* _Challenge_: Transcribe all the entries word for word, skipping the pictures.

---- Dataset records

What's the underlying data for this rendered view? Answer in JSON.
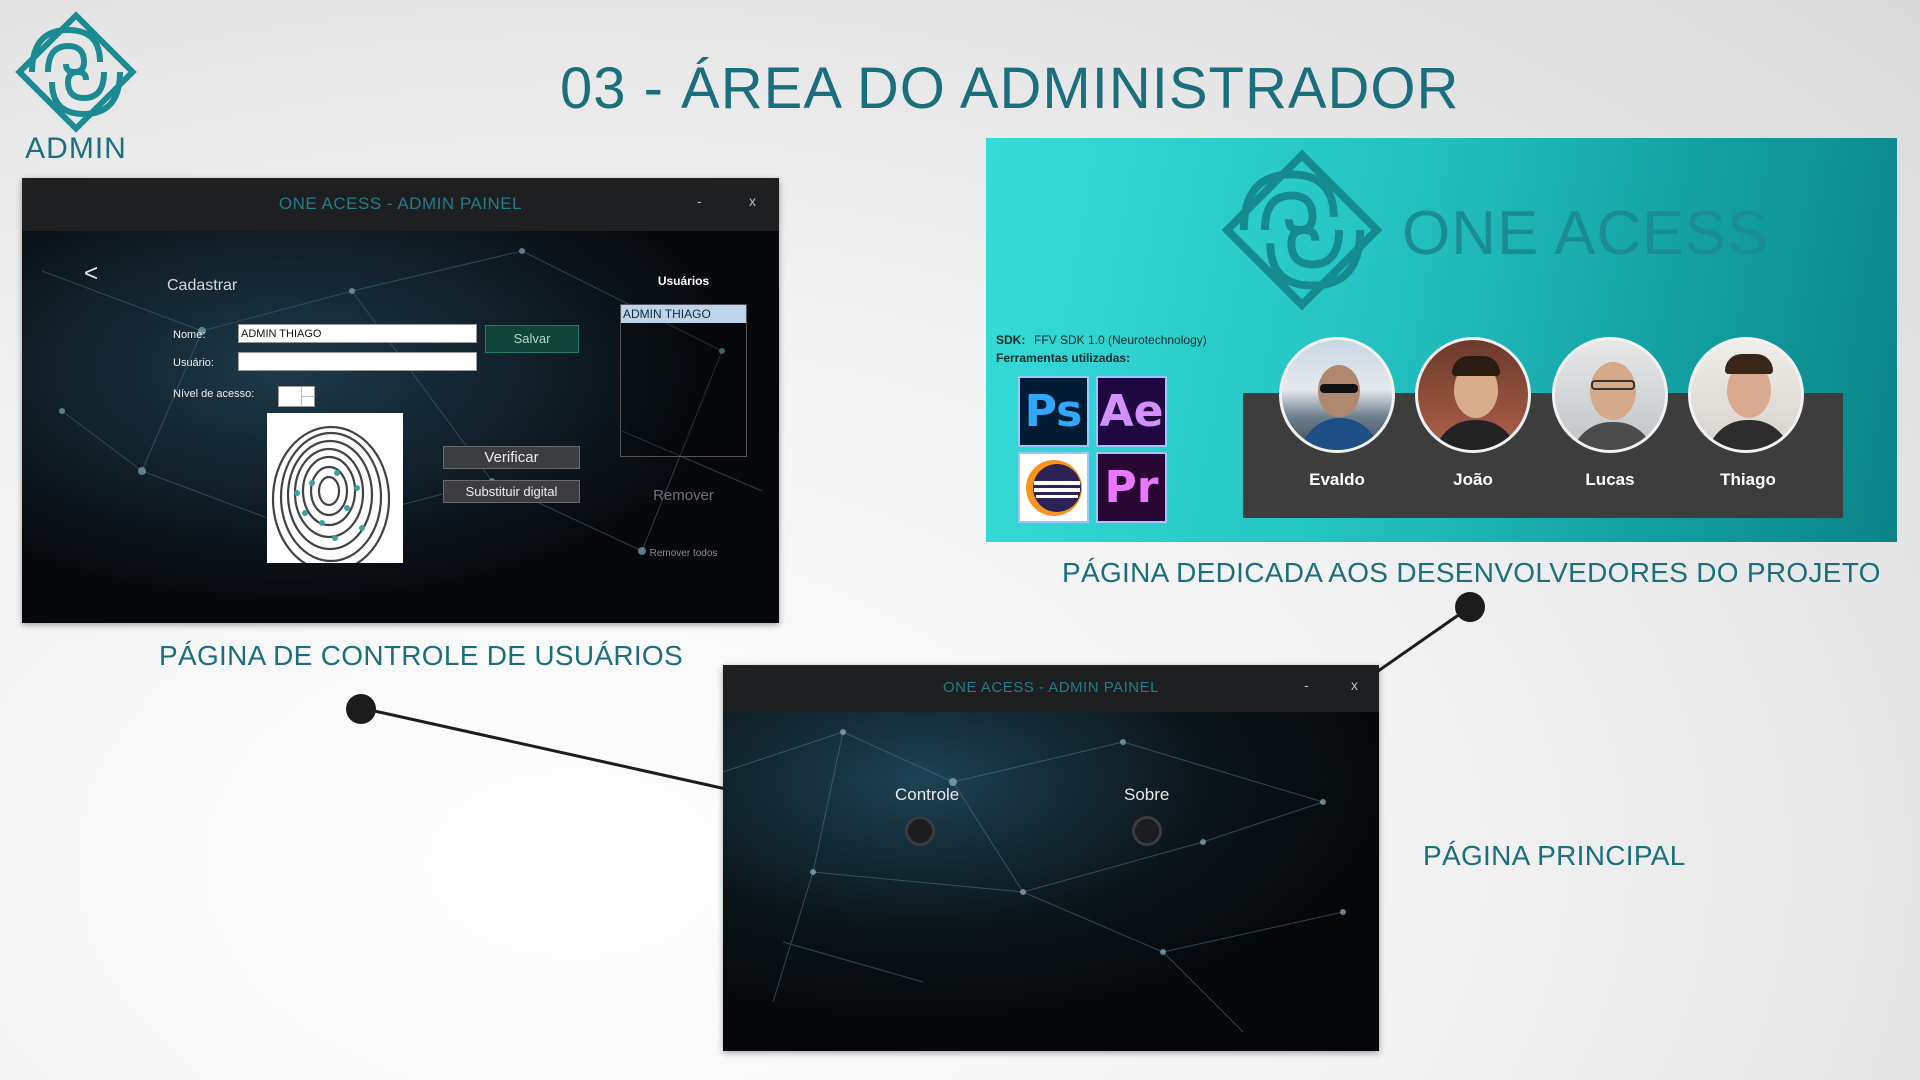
{
  "header": {
    "logo_text": "ADMIN",
    "title": "03 - ÁREA DO ADMINISTRADOR"
  },
  "control_window": {
    "title": "ONE ACESS - ADMIN PAINEL",
    "minimize_glyph": "-",
    "close_glyph": "x",
    "back_glyph": "<",
    "section_title": "Cadastrar",
    "name_label": "Nome:",
    "name_value": "ADMIN THIAGO",
    "user_label": "Usuário:",
    "user_value": "",
    "access_label": "Nível de acesso:",
    "save_button": "Salvar",
    "verify_button": "Verificar",
    "replace_button": "Substituir digital",
    "users_title": "Usuários",
    "users": [
      "ADMIN THIAGO"
    ],
    "remove_button": "Remover",
    "remove_all_button": "Remover todos"
  },
  "main_window": {
    "title": "ONE ACESS - ADMIN PAINEL",
    "minimize_glyph": "-",
    "close_glyph": "x",
    "nav": {
      "control_label": "Controle",
      "about_label": "Sobre"
    }
  },
  "dev_page": {
    "brand": "ONE ACESS",
    "sdk_label": "SDK:",
    "sdk_value": "FFV SDK 1.0 (Neurotechnology)",
    "tools_label": "Ferramentas utilizadas:",
    "tools": [
      {
        "icon": "photoshop-icon",
        "label": "Ps",
        "color": "#31a8ff"
      },
      {
        "icon": "after-effects-icon",
        "label": "Ae",
        "color": "#d291ff"
      },
      {
        "icon": "eclipse-icon",
        "label": ""
      },
      {
        "icon": "premiere-icon",
        "label": "Pr",
        "color": "#ea77ff"
      }
    ],
    "developers": [
      "Evaldo",
      "João",
      "Lucas",
      "Thiago"
    ]
  },
  "captions": {
    "control": "PÁGINA DE CONTROLE DE USUÁRIOS",
    "developers": "PÁGINA DEDICADA AOS DESENVOLVEDORES DO PROJETO",
    "main": "PÁGINA PRINCIPAL"
  },
  "colors": {
    "accent": "#1b6f7c",
    "brand_teal": "#1a8d92",
    "window_bg": "#07090c"
  }
}
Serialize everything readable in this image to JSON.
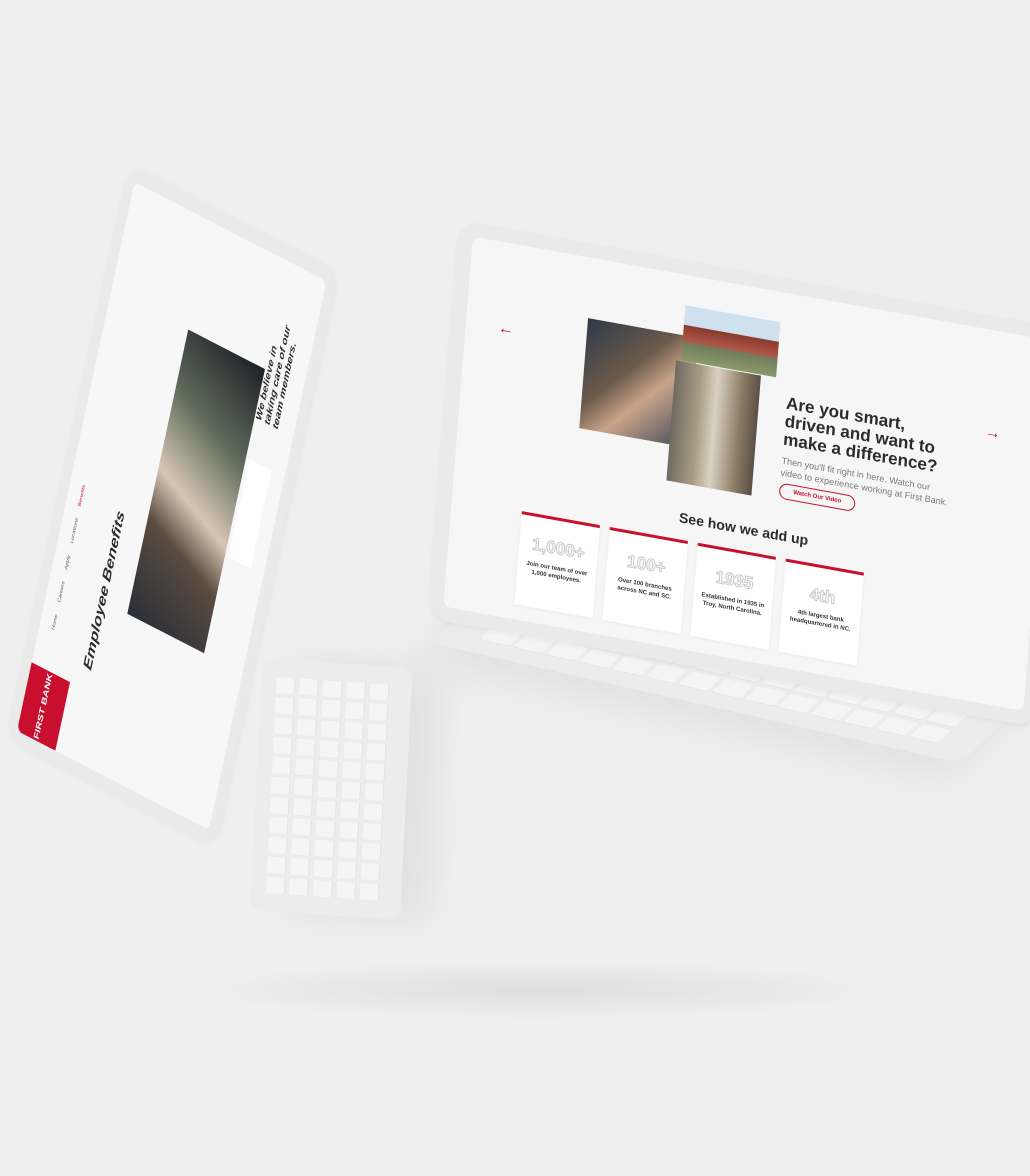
{
  "colors": {
    "accent": "#c8102e",
    "background": "#efefef"
  },
  "right_laptop": {
    "hero": {
      "arrow_left": "←",
      "arrow_right": "→",
      "title": "Are you smart, driven and want to make a difference?",
      "subtitle": "Then you'll fit right in here. Watch our video to experience working at First Bank.",
      "button": "Watch Our Video"
    },
    "stats": {
      "title": "See how we add up",
      "cards": [
        {
          "big": "1,000+",
          "small": "Join our team of over 1,000 employees."
        },
        {
          "big": "100+",
          "small": "Over 100 branches across NC and SC."
        },
        {
          "big": "1935",
          "small": "Established in 1935 in Troy, North Carolina."
        },
        {
          "big": "4th",
          "small": "4th largest bank headquartered in NC."
        }
      ]
    }
  },
  "left_laptop": {
    "logo": "FIRST BANK",
    "nav": [
      "Home",
      "Careers",
      "Apply",
      "Locations",
      "Benefits"
    ],
    "title": "Employee Benefits",
    "quote": "We believe in taking care of our team members."
  }
}
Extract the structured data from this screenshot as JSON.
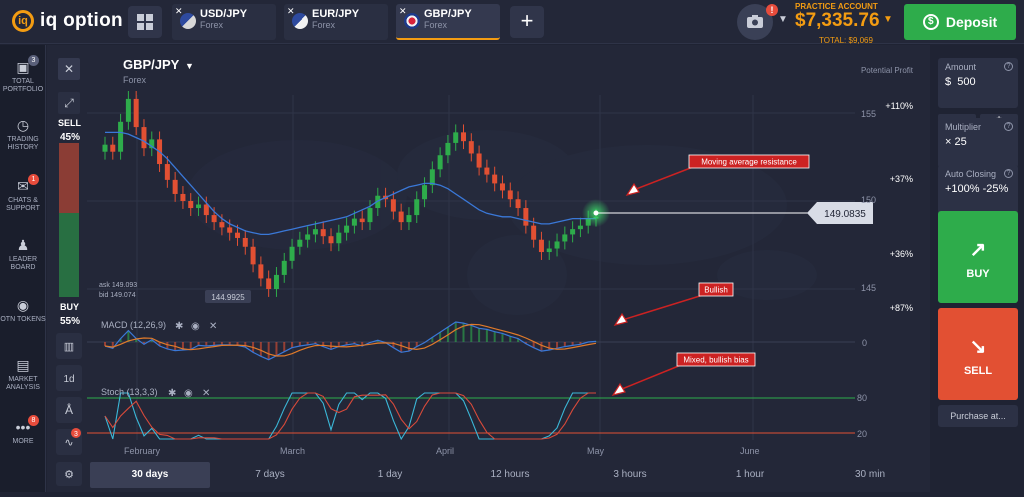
{
  "header": {
    "logo_text": "iq option",
    "tabs": [
      {
        "name": "USD/JPY",
        "type": "Forex",
        "active": false
      },
      {
        "name": "EUR/JPY",
        "type": "Forex",
        "active": false
      },
      {
        "name": "GBP/JPY",
        "type": "Forex",
        "active": true
      }
    ],
    "camera_badge": "!",
    "account_label": "PRACTICE ACCOUNT",
    "balance": "$7,335.76",
    "total": "TOTAL: $9,069",
    "deposit_label": "Deposit"
  },
  "sidebar": {
    "items": [
      {
        "label": "TOTAL PORTFOLIO",
        "badge": "3",
        "icon": "briefcase-icon"
      },
      {
        "label": "TRADING HISTORY",
        "badge": "",
        "icon": "history-icon"
      },
      {
        "label": "CHATS & SUPPORT",
        "badge": "1",
        "icon": "chat-icon"
      },
      {
        "label": "LEADER BOARD",
        "badge": "",
        "icon": "leader-icon"
      },
      {
        "label": "OTN TOKENS",
        "badge": "",
        "icon": "token-icon"
      },
      {
        "label": "MARKET ANALYSIS",
        "badge": "",
        "icon": "analysis-icon"
      },
      {
        "label": "MORE",
        "badge": "8",
        "icon": "more-icon"
      }
    ]
  },
  "chart": {
    "asset": "GBP/JPY",
    "asset_type": "Forex",
    "sell_label": "SELL",
    "sell_pct": "45%",
    "buy_label": "BUY",
    "buy_pct": "55%",
    "ask": "ask 149.093",
    "bid": "bid 149.074",
    "low_label": "144.9925",
    "current_price": "149.0835",
    "price_ticks": [
      "155",
      "150",
      "145"
    ],
    "macd_label": "MACD (12,26,9)",
    "macd_zero": "0",
    "stoch_label": "Stoch (13,3,3)",
    "stoch_ticks": [
      "80",
      "20"
    ],
    "month_labels": [
      "February",
      "March",
      "April",
      "May",
      "June"
    ],
    "potential_profit_label": "Potential Profit",
    "profit_levels": [
      "+110%",
      "+37%",
      "+36%",
      "+87%"
    ],
    "annotations": [
      "Moving average resistance",
      "Bullish",
      "Mixed, bullish bias"
    ],
    "timeframe_btn": "1d",
    "tool_badge": "3",
    "timeframes": [
      "30 days",
      "7 days",
      "1 day",
      "12 hours",
      "3 hours",
      "1 hour",
      "30 min"
    ],
    "active_timeframe": "30 days",
    "colors": {
      "up": "#2eac4b",
      "down": "#e25033",
      "ma": "#3a78d8",
      "macd_signal": "#e07a2a",
      "stoch_k": "#3bb8d8",
      "stoch_d": "#d84a3a"
    }
  },
  "chart_data": {
    "type": "candlestick",
    "title": "GBP/JPY",
    "x_labels": [
      "February",
      "March",
      "April",
      "May",
      "June"
    ],
    "ylim": [
      144,
      157
    ],
    "closes": [
      153.2,
      152.8,
      154.5,
      155.8,
      154.2,
      153.0,
      153.5,
      152.1,
      151.2,
      150.4,
      150.0,
      149.6,
      149.8,
      149.2,
      148.8,
      148.5,
      148.2,
      147.9,
      147.4,
      146.4,
      145.6,
      145.0,
      145.8,
      146.6,
      147.4,
      147.8,
      148.1,
      148.4,
      148.0,
      147.6,
      148.2,
      148.6,
      149.0,
      148.8,
      149.6,
      150.3,
      150.1,
      149.4,
      148.8,
      149.2,
      150.1,
      150.9,
      151.8,
      152.6,
      153.3,
      153.9,
      153.4,
      152.7,
      151.9,
      151.5,
      151.0,
      150.6,
      150.1,
      149.6,
      148.6,
      147.8,
      147.1,
      147.3,
      147.7,
      148.1,
      148.4,
      148.6,
      149.0,
      149.1
    ],
    "ma_values": [
      153.9,
      153.9,
      153.9,
      153.8,
      153.6,
      153.4,
      153.1,
      152.8,
      152.4,
      151.9,
      151.4,
      150.9,
      150.4,
      149.9,
      149.4,
      149.0,
      148.7,
      148.5,
      148.3,
      148.2,
      148.1,
      148.1,
      148.2,
      148.3,
      148.4,
      148.5,
      148.6,
      148.7,
      148.8,
      148.9,
      149.0,
      149.1,
      149.3,
      149.5,
      149.7,
      150.0,
      150.2,
      150.4,
      150.6,
      150.8,
      150.9,
      151.0,
      151.0,
      150.9,
      150.7,
      150.4,
      150.1,
      149.8,
      149.5,
      149.3,
      149.2,
      149.1,
      149.1,
      149.0,
      148.9,
      148.8,
      148.7,
      148.7,
      148.8,
      148.9,
      149.0,
      149.0,
      149.0,
      149.0
    ]
  }
}
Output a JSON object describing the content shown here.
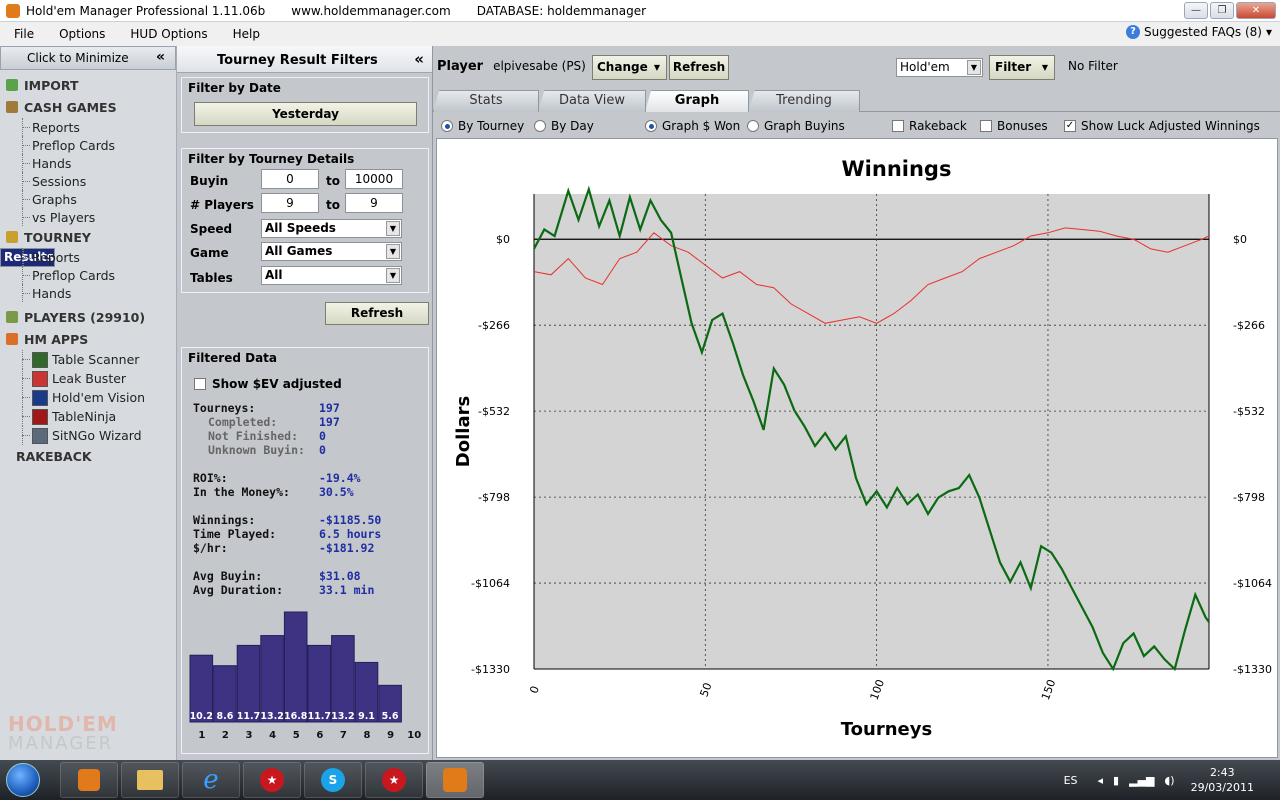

--------

* _The output_:
What's the underlying data for this rendered view? Answer in JSON.
{
  "header": {
    "logo_text": "ADMIN",
    "title": "03 - ÁREA DO ADMINISTRADOR"
  },
  "control_window": {
    "title": "ONE ACESS - ADMIN PAINEL",
    "minimize_glyph": "-",
    "close_glyph": "x",
    "back_glyph": "<",
    "section_title": "Cadastrar",
    "name_label": "Nome:",
    "name_value": "ADMIN THIAGO",
    "user_label": "Usuário:",
    "user_value": "",
    "access_label": "Nível de acesso:",
    "save_button": "Salvar",
    "verify_button": "Verificar",
    "replace_button": "Substituir digital",
    "users_title": "Usuários",
    "users": [
      "ADMIN THIAGO"
    ],
    "remove_button": "Remover",
    "remove_all_button": "Remover todos"
  },
  "main_window": {
    "title": "ONE ACESS - ADMIN PAINEL",
    "minimize_glyph": "-",
    "close_glyph": "x",
    "nav": {
      "control_label": "Controle",
      "about_label": "Sobre"
    }
  },
  "dev_page": {
    "brand": "ONE ACESS",
    "sdk_label": "SDK:",
    "sdk_value": "FFV SDK 1.0 (Neurotechnology)",
    "tools_label": "Ferramentas utilizadas:",
    "tools": [
      {
        "icon": "photoshop-icon",
        "label": "Ps",
        "color": "#31a8ff"
      },
      {
        "icon": "after-effects-icon",
        "label": "Ae",
        "color": "#d291ff"
      },
      {
        "icon": "eclipse-icon",
        "label": ""
      },
      {
        "icon": "premiere-icon",
        "label": "Pr",
        "color": "#ea77ff"
      }
    ],
    "developers": [
      "Evaldo",
      "João",
      "Lucas",
      "Thiago"
    ]
  },
  "captions": {
    "control": "PÁGINA DE CONTROLE DE USUÁRIOS",
    "developers": "PÁGINA DEDICADA AOS DESENVOLVEDORES DO PROJETO",
    "main": "PÁGINA PRINCIPAL"
  },
  "colors": {
    "accent": "#1b6f7c",
    "brand_teal": "#1a8d92",
    "window_bg": "#07090c"
  }
}
Serialize everything readable in this image to JSON.
{
  "colors": {
    "accent": "#c8102e",
    "background": "#efefef"
  },
  "right_laptop": {
    "hero": {
      "arrow_left": "←",
      "arrow_right": "→",
      "title": "Are you smart, driven and want to make a difference?",
      "subtitle": "Then you'll fit right in here. Watch our video to experience working at First Bank.",
      "button": "Watch Our Video"
    },
    "stats": {
      "title": "See how we add up",
      "cards": [
        {
          "big": "1,000+",
          "small": "Join our team of over 1,000 employees."
        },
        {
          "big": "100+",
          "small": "Over 100 branches across NC and SC."
        },
        {
          "big": "1935",
          "small": "Established in 1935 in Troy, North Carolina."
        },
        {
          "big": "4th",
          "small": "4th largest bank headquartered in NC."
        }
      ]
    }
  },
  "left_laptop": {
    "logo": "FIRST BANK",
    "nav": [
      "Home",
      "Careers",
      "Apply",
      "Locations",
      "Benefits"
    ],
    "title": "Employee Benefits",
    "quote": "We believe in taking care of our team members."
  }
}
Extract the structured data from this screenshot as JSON.
{
  "header": {
    "logo_text": "iq option",
    "tabs": [
      {
        "name": "USD/JPY",
        "type": "Forex",
        "active": false
      },
      {
        "name": "EUR/JPY",
        "type": "Forex",
        "active": false
      },
      {
        "name": "GBP/JPY",
        "type": "Forex",
        "active": true
      }
    ],
    "camera_badge": "!",
    "account_label": "PRACTICE ACCOUNT",
    "balance": "$7,335.76",
    "total": "TOTAL: $9,069",
    "deposit_label": "Deposit"
  },
  "sidebar": {
    "items": [
      {
        "label": "TOTAL PORTFOLIO",
        "badge": "3",
        "icon": "briefcase-icon"
      },
      {
        "label": "TRADING HISTORY",
        "badge": "",
        "icon": "history-icon"
      },
      {
        "label": "CHATS & SUPPORT",
        "badge": "1",
        "icon": "chat-icon"
      },
      {
        "label": "LEADER BOARD",
        "badge": "",
        "icon": "leader-icon"
      },
      {
        "label": "OTN TOKENS",
        "badge": "",
        "icon": "token-icon"
      },
      {
        "label": "MARKET ANALYSIS",
        "badge": "",
        "icon": "analysis-icon"
      },
      {
        "label": "MORE",
        "badge": "8",
        "icon": "more-icon"
      }
    ]
  },
  "chart": {
    "asset": "GBP/JPY",
    "asset_type": "Forex",
    "sell_label": "SELL",
    "sell_pct": "45%",
    "buy_label": "BUY",
    "buy_pct": "55%",
    "ask": "ask 149.093",
    "bid": "bid 149.074",
    "low_label": "144.9925",
    "current_price": "149.0835",
    "price_ticks": [
      "155",
      "150",
      "145"
    ],
    "macd_label": "MACD (12,26,9)",
    "macd_zero": "0",
    "stoch_label": "Stoch (13,3,3)",
    "stoch_ticks": [
      "80",
      "20"
    ],
    "month_labels": [
      "February",
      "March",
      "April",
      "May",
      "June"
    ],
    "potential_profit_label": "Potential Profit",
    "profit_levels": [
      "+110%",
      "+37%",
      "+36%",
      "+87%"
    ],
    "annotations": [
      "Moving average resistance",
      "Bullish",
      "Mixed, bullish bias"
    ],
    "timeframe_btn": "1d",
    "tool_badge": "3",
    "timeframes": [
      "30 days",
      "7 days",
      "1 day",
      "12 hours",
      "3 hours",
      "1 hour",
      "30 min"
    ],
    "active_timeframe": "30 days",
    "colors": {
      "up": "#2eac4b",
      "down": "#e25033",
      "ma": "#3a78d8",
      "macd_signal": "#e07a2a",
      "stoch_k": "#3bb8d8",
      "stoch_d": "#d84a3a"
    }
  },
  "chart_data": {
    "type": "candlestick",
    "title": "GBP/JPY",
    "x_labels": [
      "February",
      "March",
      "April",
      "May",
      "June"
    ],
    "ylim": [
      144,
      157
    ],
    "closes": [
      153.2,
      152.8,
      154.5,
      155.8,
      154.2,
      153.0,
      153.5,
      152.1,
      151.2,
      150.4,
      150.0,
      149.6,
      149.8,
      149.2,
      148.8,
      148.5,
      148.2,
      147.9,
      147.4,
      146.4,
      145.6,
      145.0,
      145.8,
      146.6,
      147.4,
      147.8,
      148.1,
      148.4,
      148.0,
      147.6,
      148.2,
      148.6,
      149.0,
      148.8,
      149.6,
      150.3,
      150.1,
      149.4,
      148.8,
      149.2,
      150.1,
      150.9,
      151.8,
      152.6,
      153.3,
      153.9,
      153.4,
      152.7,
      151.9,
      151.5,
      151.0,
      150.6,
      150.1,
      149.6,
      148.6,
      147.8,
      147.1,
      147.3,
      147.7,
      148.1,
      148.4,
      148.6,
      149.0,
      149.1
    ],
    "ma_values": [
      153.9,
      153.9,
      153.9,
      153.8,
      153.6,
      153.4,
      153.1,
      152.8,
      152.4,
      151.9,
      151.4,
      150.9,
      150.4,
      149.9,
      149.4,
      149.0,
      148.7,
      148.5,
      148.3,
      148.2,
      148.1,
      148.1,
      148.2,
      148.3,
      148.4,
      148.5,
      148.6,
      148.7,
      148.8,
      148.9,
      149.0,
      149.1,
      149.3,
      149.5,
      149.7,
      150.0,
      150.2,
      150.4,
      150.6,
      150.8,
      150.9,
      151.0,
      151.0,
      150.9,
      150.7,
      150.4,
      150.1,
      149.8,
      149.5,
      149.3,
      149.2,
      149.1,
      149.1,
      149.0,
      148.9,
      148.8,
      148.7,
      148.7,
      148.8,
      148.9,
      149.0,
      149.0,
      149.0,
      149.0
    ]
  }
}
Output a JSON object describing the content shown here.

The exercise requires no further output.